━━ Input

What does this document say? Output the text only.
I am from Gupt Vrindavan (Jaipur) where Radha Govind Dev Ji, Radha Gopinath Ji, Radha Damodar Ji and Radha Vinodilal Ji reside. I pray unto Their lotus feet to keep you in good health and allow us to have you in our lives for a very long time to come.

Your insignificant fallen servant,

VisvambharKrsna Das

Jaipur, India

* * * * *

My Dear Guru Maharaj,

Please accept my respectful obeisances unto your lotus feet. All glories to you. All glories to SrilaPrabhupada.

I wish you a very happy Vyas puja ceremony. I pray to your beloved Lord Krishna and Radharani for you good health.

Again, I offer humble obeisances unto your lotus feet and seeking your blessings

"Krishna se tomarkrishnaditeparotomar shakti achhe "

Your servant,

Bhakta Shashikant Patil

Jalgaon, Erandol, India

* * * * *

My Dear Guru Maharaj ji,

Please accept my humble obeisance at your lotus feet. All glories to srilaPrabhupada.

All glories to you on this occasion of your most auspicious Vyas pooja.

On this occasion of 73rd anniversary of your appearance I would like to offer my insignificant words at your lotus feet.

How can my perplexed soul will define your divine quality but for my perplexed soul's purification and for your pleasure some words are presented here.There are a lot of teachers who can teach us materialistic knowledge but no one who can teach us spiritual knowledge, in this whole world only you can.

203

━━━━

**Task brief**
The records above should all be quoted exactly, please.

**Result for this exercise**
What does this document say? Output the text only.
I am from Gupt Vrindavan (Jaipur) where Radha Govind Dev Ji, Radha Gopinath Ji, Radha Damodar Ji and Radha Vinodilal Ji reside. I pray unto Their lotus feet to keep you in good health and allow us to have you in our lives for a very long time to come.

Your insignificant fallen servant,

VisvambharKrsna Das

Jaipur, India

* * * * *

My Dear Guru Maharaj,

Please accept my respectful obeisances unto your lotus feet. All glories to you. All glories to SrilaPrabhupada.

I wish you a very happy Vyas puja ceremony. I pray to your beloved Lord Krishna and Radharani for you good health.

Again, I offer humble obeisances unto your lotus feet and seeking your blessings

"Krishna se tomarkrishnaditeparotomar shakti achhe "

Your servant,

Bhakta Shashikant Patil

Jalgaon, Erandol, India

* * * * *

My Dear Guru Maharaj ji,

Please accept my humble obeisance at your lotus feet. All glories to srilaPrabhupada.

All glories to you on this occasion of your most auspicious Vyas pooja.

On this occasion of 73rd anniversary of your appearance I would like to offer my insignificant words at your lotus feet.

How can my perplexed soul will define your divine quality but for my perplexed soul's purification and for your pleasure some words are presented here.There are a lot of teachers who can teach us materialistic knowledge but no one who can teach us spiritual knowledge, in this whole world only you can.

203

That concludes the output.